=== RECORDED DATA ===

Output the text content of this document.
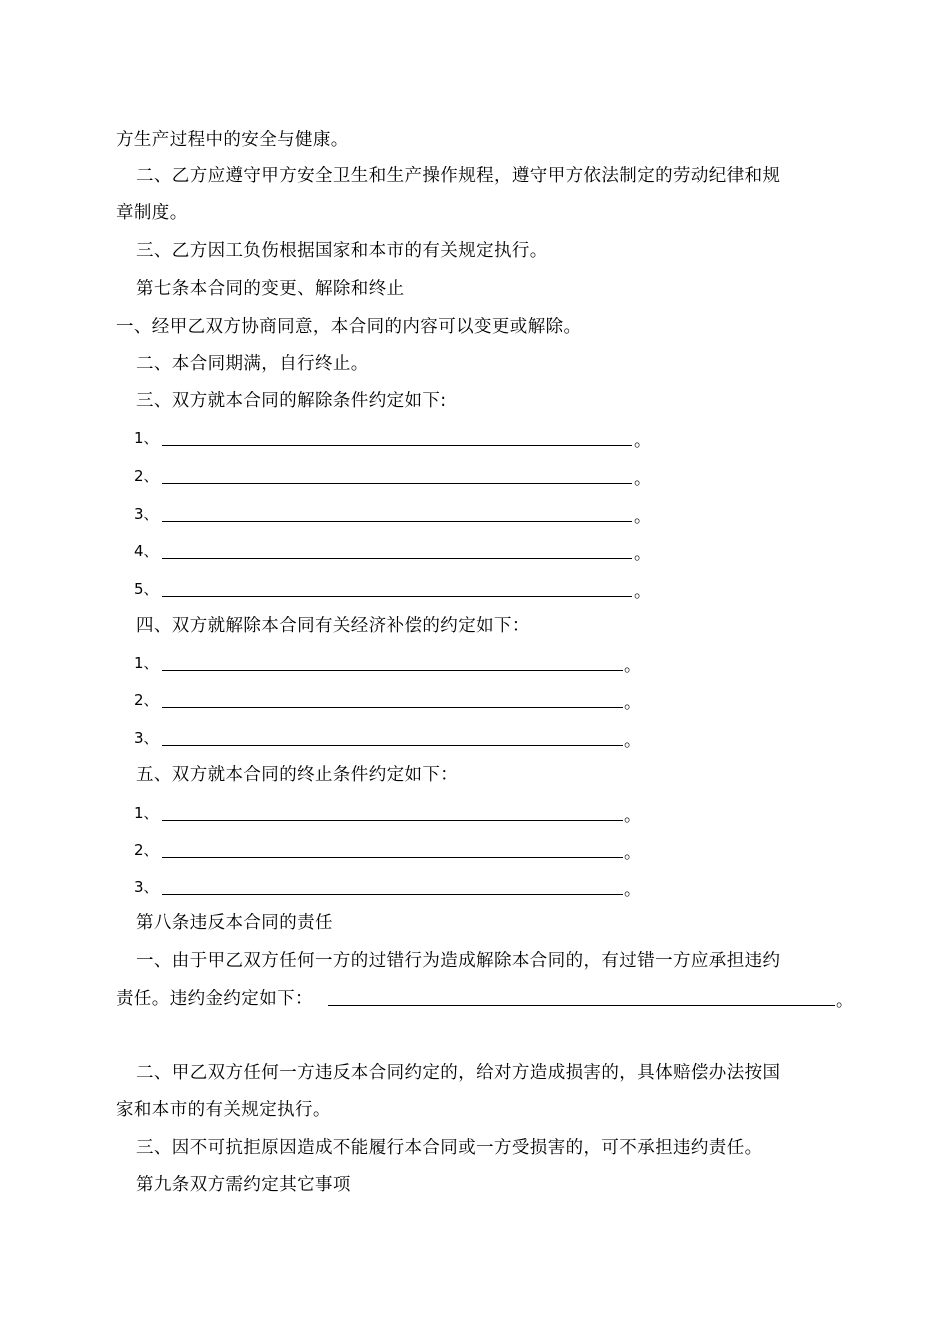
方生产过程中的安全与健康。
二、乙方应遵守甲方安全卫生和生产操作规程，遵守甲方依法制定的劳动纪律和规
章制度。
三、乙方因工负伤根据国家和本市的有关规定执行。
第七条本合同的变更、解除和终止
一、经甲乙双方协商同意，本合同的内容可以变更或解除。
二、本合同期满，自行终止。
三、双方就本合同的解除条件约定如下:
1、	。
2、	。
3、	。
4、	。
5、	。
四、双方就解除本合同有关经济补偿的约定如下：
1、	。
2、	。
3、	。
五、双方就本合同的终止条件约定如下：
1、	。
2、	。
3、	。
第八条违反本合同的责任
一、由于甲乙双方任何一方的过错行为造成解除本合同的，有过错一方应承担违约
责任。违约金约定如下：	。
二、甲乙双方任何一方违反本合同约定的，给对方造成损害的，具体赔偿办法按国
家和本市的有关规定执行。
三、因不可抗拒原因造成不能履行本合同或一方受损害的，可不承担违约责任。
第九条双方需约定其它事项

===
=== RECORDED DATA ===

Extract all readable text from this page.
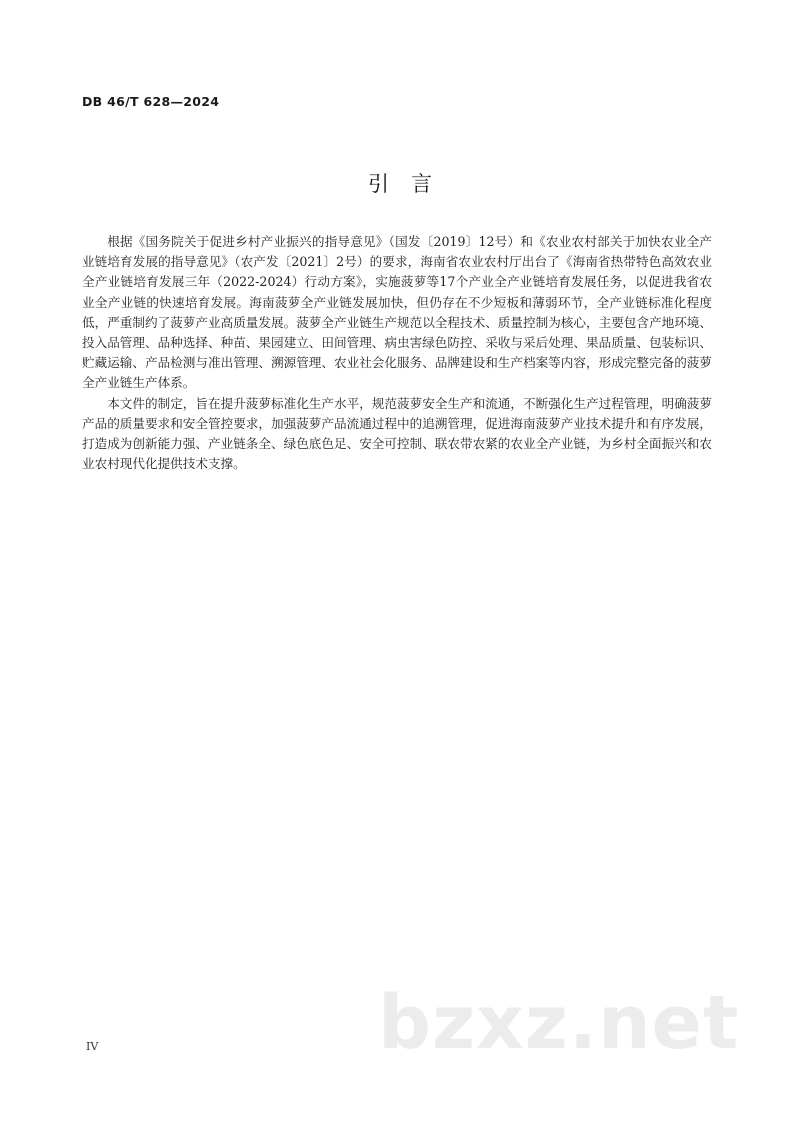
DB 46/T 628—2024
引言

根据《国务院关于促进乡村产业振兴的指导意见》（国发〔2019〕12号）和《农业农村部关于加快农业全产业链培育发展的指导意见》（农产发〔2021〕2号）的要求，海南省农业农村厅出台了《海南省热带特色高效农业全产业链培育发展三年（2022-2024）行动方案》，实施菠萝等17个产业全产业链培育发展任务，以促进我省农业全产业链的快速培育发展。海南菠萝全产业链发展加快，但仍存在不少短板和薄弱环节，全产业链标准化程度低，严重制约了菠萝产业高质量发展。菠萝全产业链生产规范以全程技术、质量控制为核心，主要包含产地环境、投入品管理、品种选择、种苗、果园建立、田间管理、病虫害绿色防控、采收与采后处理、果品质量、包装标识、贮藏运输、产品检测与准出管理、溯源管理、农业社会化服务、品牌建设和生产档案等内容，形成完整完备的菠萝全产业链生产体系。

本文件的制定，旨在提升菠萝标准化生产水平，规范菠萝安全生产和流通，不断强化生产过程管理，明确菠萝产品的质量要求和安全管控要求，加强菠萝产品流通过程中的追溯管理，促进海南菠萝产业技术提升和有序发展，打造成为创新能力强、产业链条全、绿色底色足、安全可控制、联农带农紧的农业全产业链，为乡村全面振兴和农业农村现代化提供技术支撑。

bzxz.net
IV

===

EXERCISE DESCRIPTION. Reply with nothing but the number of lines that contain the word "this".

TASK SOLUTION. 2